The entries need to be copied exactly.

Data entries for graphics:

.....

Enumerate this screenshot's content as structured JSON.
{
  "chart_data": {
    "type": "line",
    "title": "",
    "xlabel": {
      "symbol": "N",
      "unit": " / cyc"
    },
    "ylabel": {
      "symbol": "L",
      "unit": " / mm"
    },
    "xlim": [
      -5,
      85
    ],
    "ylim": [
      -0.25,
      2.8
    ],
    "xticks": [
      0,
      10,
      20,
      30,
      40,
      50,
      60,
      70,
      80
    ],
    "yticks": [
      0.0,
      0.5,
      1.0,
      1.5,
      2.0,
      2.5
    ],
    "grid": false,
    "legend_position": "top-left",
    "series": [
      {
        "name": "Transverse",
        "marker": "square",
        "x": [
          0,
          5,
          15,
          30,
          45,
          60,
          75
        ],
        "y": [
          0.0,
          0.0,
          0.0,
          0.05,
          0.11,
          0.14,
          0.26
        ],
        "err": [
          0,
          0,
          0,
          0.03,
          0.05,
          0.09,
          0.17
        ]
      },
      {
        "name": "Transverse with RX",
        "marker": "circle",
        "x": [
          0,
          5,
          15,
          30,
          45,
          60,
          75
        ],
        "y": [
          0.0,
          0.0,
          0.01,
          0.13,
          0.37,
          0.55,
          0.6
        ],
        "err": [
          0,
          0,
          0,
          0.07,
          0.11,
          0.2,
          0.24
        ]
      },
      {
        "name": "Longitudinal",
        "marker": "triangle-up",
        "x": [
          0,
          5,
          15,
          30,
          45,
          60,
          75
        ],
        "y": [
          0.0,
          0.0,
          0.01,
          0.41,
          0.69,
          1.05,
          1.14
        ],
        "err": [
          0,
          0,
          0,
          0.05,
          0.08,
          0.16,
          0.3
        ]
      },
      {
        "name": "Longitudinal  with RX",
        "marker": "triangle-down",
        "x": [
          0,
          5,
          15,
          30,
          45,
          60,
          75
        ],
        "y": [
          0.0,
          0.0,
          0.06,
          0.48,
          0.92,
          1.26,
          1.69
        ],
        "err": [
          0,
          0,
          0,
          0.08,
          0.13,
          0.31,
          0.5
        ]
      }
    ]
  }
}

.....

=== RESPONSE TO THIS TASK ===
Enumerate this screenshot's content as structured JSON.
{
  "chart_data": {
    "type": "line",
    "title": "",
    "xlabel": {
      "symbol": "N",
      "unit": " / cyc"
    },
    "ylabel": {
      "symbol": "L",
      "unit": " / mm"
    },
    "xlim": [
      -5,
      85
    ],
    "ylim": [
      -0.25,
      2.8
    ],
    "xticks": [
      0,
      10,
      20,
      30,
      40,
      50,
      60,
      70,
      80
    ],
    "yticks": [
      0.0,
      0.5,
      1.0,
      1.5,
      2.0,
      2.5
    ],
    "grid": false,
    "legend_position": "top-left",
    "series": [
      {
        "name": "Transverse",
        "marker": "square",
        "x": [
          0,
          5,
          15,
          30,
          45,
          60,
          75
        ],
        "y": [
          0.0,
          0.0,
          0.0,
          0.05,
          0.11,
          0.14,
          0.26
        ],
        "err": [
          0,
          0,
          0,
          0.03,
          0.05,
          0.09,
          0.17
        ]
      },
      {
        "name": "Transverse with RX",
        "marker": "circle",
        "x": [
          0,
          5,
          15,
          30,
          45,
          60,
          75
        ],
        "y": [
          0.0,
          0.0,
          0.01,
          0.13,
          0.37,
          0.55,
          0.6
        ],
        "err": [
          0,
          0,
          0,
          0.07,
          0.11,
          0.2,
          0.24
        ]
      },
      {
        "name": "Longitudinal",
        "marker": "triangle-up",
        "x": [
          0,
          5,
          15,
          30,
          45,
          60,
          75
        ],
        "y": [
          0.0,
          0.0,
          0.01,
          0.41,
          0.69,
          1.05,
          1.14
        ],
        "err": [
          0,
          0,
          0,
          0.05,
          0.08,
          0.16,
          0.3
        ]
      },
      {
        "name": "Longitudinal  with RX",
        "marker": "triangle-down",
        "x": [
          0,
          5,
          15,
          30,
          45,
          60,
          75
        ],
        "y": [
          0.0,
          0.0,
          0.06,
          0.48,
          0.92,
          1.26,
          1.69
        ],
        "err": [
          0,
          0,
          0,
          0.08,
          0.13,
          0.31,
          0.5
        ]
      }
    ]
  }
}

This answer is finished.